**STATED EXERCISE**
Copy the records below exactly as they appear.

**THE RECORDS**
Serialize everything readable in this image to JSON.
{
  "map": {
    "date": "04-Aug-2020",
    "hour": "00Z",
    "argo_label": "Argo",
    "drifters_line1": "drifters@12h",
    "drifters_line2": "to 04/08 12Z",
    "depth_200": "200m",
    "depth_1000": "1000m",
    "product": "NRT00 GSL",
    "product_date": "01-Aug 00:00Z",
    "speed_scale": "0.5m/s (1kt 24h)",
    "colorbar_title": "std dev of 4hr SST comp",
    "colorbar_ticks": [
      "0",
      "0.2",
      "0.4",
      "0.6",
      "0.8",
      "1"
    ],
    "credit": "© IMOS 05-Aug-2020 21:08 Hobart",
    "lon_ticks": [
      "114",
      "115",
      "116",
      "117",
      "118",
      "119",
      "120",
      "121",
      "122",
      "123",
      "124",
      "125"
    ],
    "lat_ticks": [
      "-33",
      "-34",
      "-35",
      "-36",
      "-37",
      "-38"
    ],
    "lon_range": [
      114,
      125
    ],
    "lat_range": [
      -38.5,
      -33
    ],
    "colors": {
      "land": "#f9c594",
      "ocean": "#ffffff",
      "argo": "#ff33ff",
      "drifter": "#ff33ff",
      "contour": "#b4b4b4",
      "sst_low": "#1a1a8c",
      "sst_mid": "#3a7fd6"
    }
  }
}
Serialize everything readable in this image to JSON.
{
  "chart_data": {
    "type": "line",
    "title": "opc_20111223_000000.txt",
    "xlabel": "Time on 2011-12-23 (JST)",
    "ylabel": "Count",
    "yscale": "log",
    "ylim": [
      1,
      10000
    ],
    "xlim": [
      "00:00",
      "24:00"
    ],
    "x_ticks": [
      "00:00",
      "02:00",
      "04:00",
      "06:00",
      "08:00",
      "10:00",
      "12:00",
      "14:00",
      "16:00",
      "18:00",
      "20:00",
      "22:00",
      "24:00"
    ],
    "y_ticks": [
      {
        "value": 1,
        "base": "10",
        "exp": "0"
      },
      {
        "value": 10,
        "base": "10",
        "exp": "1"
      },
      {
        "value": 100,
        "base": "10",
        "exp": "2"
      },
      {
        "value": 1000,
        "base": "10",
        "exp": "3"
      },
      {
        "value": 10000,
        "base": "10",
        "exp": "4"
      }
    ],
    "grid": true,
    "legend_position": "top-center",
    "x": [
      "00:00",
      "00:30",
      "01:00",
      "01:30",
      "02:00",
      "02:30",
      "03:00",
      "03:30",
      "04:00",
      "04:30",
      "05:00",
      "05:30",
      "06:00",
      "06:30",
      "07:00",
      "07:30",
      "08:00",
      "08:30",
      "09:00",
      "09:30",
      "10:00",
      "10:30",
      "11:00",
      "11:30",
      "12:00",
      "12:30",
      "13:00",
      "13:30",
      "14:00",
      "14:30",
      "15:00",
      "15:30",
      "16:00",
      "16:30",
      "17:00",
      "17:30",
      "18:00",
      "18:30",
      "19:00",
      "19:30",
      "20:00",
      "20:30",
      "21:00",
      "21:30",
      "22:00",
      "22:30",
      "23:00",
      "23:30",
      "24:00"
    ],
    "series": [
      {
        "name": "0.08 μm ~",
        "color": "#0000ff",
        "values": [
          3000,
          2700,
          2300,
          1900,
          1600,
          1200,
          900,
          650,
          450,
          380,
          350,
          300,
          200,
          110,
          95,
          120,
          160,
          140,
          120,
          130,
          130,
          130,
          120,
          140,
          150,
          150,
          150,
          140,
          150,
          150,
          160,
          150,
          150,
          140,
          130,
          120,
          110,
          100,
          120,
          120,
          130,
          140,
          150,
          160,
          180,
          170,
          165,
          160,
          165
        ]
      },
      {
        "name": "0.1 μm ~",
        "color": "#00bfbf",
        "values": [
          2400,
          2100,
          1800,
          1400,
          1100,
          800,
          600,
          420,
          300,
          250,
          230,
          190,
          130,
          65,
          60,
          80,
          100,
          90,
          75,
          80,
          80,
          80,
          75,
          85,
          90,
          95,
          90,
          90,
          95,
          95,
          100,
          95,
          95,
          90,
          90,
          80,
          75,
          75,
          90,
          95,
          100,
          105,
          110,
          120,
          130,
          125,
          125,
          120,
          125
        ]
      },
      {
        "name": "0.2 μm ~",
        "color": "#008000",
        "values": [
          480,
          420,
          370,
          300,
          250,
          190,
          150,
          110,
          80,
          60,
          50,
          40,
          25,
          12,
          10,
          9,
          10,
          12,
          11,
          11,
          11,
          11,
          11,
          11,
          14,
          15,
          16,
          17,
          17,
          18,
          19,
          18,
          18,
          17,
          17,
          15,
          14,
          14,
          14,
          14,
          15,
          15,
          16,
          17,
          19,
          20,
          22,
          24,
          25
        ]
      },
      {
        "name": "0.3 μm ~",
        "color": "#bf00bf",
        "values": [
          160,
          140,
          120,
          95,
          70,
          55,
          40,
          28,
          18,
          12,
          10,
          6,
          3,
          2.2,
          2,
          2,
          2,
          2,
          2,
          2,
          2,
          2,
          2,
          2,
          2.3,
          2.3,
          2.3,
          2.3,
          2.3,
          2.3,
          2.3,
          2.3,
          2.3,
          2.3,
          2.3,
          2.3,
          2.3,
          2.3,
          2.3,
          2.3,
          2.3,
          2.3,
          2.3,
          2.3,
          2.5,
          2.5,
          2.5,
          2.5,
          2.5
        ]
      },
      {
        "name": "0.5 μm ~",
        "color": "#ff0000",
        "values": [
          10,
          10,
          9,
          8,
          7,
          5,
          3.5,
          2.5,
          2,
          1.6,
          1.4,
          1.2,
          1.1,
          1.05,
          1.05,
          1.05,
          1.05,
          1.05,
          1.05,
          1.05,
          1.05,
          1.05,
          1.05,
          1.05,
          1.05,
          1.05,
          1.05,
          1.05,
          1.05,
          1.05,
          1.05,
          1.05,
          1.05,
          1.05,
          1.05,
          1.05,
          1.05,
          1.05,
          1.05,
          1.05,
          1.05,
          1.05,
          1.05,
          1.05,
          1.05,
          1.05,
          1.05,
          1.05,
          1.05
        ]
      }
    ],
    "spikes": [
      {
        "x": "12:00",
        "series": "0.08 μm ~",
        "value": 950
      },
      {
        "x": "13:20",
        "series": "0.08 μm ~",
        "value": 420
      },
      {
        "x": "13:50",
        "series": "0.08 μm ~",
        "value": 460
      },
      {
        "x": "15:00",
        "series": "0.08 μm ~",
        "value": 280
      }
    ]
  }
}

**OUTPUT OF THE EXERCISE**
Serialize everything readable in this image to JSON.
{
  "map": {
    "date": "04-Aug-2020",
    "hour": "00Z",
    "argo_label": "Argo",
    "drifters_line1": "drifters@12h",
    "drifters_line2": "to 04/08 12Z",
    "depth_200": "200m",
    "depth_1000": "1000m",
    "product": "NRT00 GSL",
    "product_date": "01-Aug 00:00Z",
    "speed_scale": "0.5m/s (1kt 24h)",
    "colorbar_title": "std dev of 4hr SST comp",
    "colorbar_ticks": [
      "0",
      "0.2",
      "0.4",
      "0.6",
      "0.8",
      "1"
    ],
    "credit": "© IMOS 05-Aug-2020 21:08 Hobart",
    "lon_ticks": [
      "114",
      "115",
      "116",
      "117",
      "118",
      "119",
      "120",
      "121",
      "122",
      "123",
      "124",
      "125"
    ],
    "lat_ticks": [
      "-33",
      "-34",
      "-35",
      "-36",
      "-37",
      "-38"
    ],
    "lon_range": [
      114,
      125
    ],
    "lat_range": [
      -38.5,
      -33
    ],
    "colors": {
      "land": "#f9c594",
      "ocean": "#ffffff",
      "argo": "#ff33ff",
      "drifter": "#ff33ff",
      "contour": "#b4b4b4",
      "sst_low": "#1a1a8c",
      "sst_mid": "#3a7fd6"
    }
  }
}
Serialize everything readable in this image to JSON.
{
  "chart_data": {
    "type": "line",
    "title": "opc_20111223_000000.txt",
    "xlabel": "Time on 2011-12-23 (JST)",
    "ylabel": "Count",
    "yscale": "log",
    "ylim": [
      1,
      10000
    ],
    "xlim": [
      "00:00",
      "24:00"
    ],
    "x_ticks": [
      "00:00",
      "02:00",
      "04:00",
      "06:00",
      "08:00",
      "10:00",
      "12:00",
      "14:00",
      "16:00",
      "18:00",
      "20:00",
      "22:00",
      "24:00"
    ],
    "y_ticks": [
      {
        "value": 1,
        "base": "10",
        "exp": "0"
      },
      {
        "value": 10,
        "base": "10",
        "exp": "1"
      },
      {
        "value": 100,
        "base": "10",
        "exp": "2"
      },
      {
        "value": 1000,
        "base": "10",
        "exp": "3"
      },
      {
        "value": 10000,
        "base": "10",
        "exp": "4"
      }
    ],
    "grid": true,
    "legend_position": "top-center",
    "x": [
      "00:00",
      "00:30",
      "01:00",
      "01:30",
      "02:00",
      "02:30",
      "03:00",
      "03:30",
      "04:00",
      "04:30",
      "05:00",
      "05:30",
      "06:00",
      "06:30",
      "07:00",
      "07:30",
      "08:00",
      "08:30",
      "09:00",
      "09:30",
      "10:00",
      "10:30",
      "11:00",
      "11:30",
      "12:00",
      "12:30",
      "13:00",
      "13:30",
      "14:00",
      "14:30",
      "15:00",
      "15:30",
      "16:00",
      "16:30",
      "17:00",
      "17:30",
      "18:00",
      "18:30",
      "19:00",
      "19:30",
      "20:00",
      "20:30",
      "21:00",
      "21:30",
      "22:00",
      "22:30",
      "23:00",
      "23:30",
      "24:00"
    ],
    "series": [
      {
        "name": "0.08 μm ~",
        "color": "#0000ff",
        "values": [
          3000,
          2700,
          2300,
          1900,
          1600,
          1200,
          900,
          650,
          450,
          380,
          350,
          300,
          200,
          110,
          95,
          120,
          160,
          140,
          120,
          130,
          130,
          130,
          120,
          140,
          150,
          150,
          150,
          140,
          150,
          150,
          160,
          150,
          150,
          140,
          130,
          120,
          110,
          100,
          120,
          120,
          130,
          140,
          150,
          160,
          180,
          170,
          165,
          160,
          165
        ]
      },
      {
        "name": "0.1 μm ~",
        "color": "#00bfbf",
        "values": [
          2400,
          2100,
          1800,
          1400,
          1100,
          800,
          600,
          420,
          300,
          250,
          230,
          190,
          130,
          65,
          60,
          80,
          100,
          90,
          75,
          80,
          80,
          80,
          75,
          85,
          90,
          95,
          90,
          90,
          95,
          95,
          100,
          95,
          95,
          90,
          90,
          80,
          75,
          75,
          90,
          95,
          100,
          105,
          110,
          120,
          130,
          125,
          125,
          120,
          125
        ]
      },
      {
        "name": "0.2 μm ~",
        "color": "#008000",
        "values": [
          480,
          420,
          370,
          300,
          250,
          190,
          150,
          110,
          80,
          60,
          50,
          40,
          25,
          12,
          10,
          9,
          10,
          12,
          11,
          11,
          11,
          11,
          11,
          11,
          14,
          15,
          16,
          17,
          17,
          18,
          19,
          18,
          18,
          17,
          17,
          15,
          14,
          14,
          14,
          14,
          15,
          15,
          16,
          17,
          19,
          20,
          22,
          24,
          25
        ]
      },
      {
        "name": "0.3 μm ~",
        "color": "#bf00bf",
        "values": [
          160,
          140,
          120,
          95,
          70,
          55,
          40,
          28,
          18,
          12,
          10,
          6,
          3,
          2.2,
          2,
          2,
          2,
          2,
          2,
          2,
          2,
          2,
          2,
          2,
          2.3,
          2.3,
          2.3,
          2.3,
          2.3,
          2.3,
          2.3,
          2.3,
          2.3,
          2.3,
          2.3,
          2.3,
          2.3,
          2.3,
          2.3,
          2.3,
          2.3,
          2.3,
          2.3,
          2.3,
          2.5,
          2.5,
          2.5,
          2.5,
          2.5
        ]
      },
      {
        "name": "0.5 μm ~",
        "color": "#ff0000",
        "values": [
          10,
          10,
          9,
          8,
          7,
          5,
          3.5,
          2.5,
          2,
          1.6,
          1.4,
          1.2,
          1.1,
          1.05,
          1.05,
          1.05,
          1.05,
          1.05,
          1.05,
          1.05,
          1.05,
          1.05,
          1.05,
          1.05,
          1.05,
          1.05,
          1.05,
          1.05,
          1.05,
          1.05,
          1.05,
          1.05,
          1.05,
          1.05,
          1.05,
          1.05,
          1.05,
          1.05,
          1.05,
          1.05,
          1.05,
          1.05,
          1.05,
          1.05,
          1.05,
          1.05,
          1.05,
          1.05,
          1.05
        ]
      }
    ],
    "spikes": [
      {
        "x": "12:00",
        "series": "0.08 μm ~",
        "value": 950
      },
      {
        "x": "13:20",
        "series": "0.08 μm ~",
        "value": 420
      },
      {
        "x": "13:50",
        "series": "0.08 μm ~",
        "value": 460
      },
      {
        "x": "15:00",
        "series": "0.08 μm ~",
        "value": 280
      }
    ]
  }
}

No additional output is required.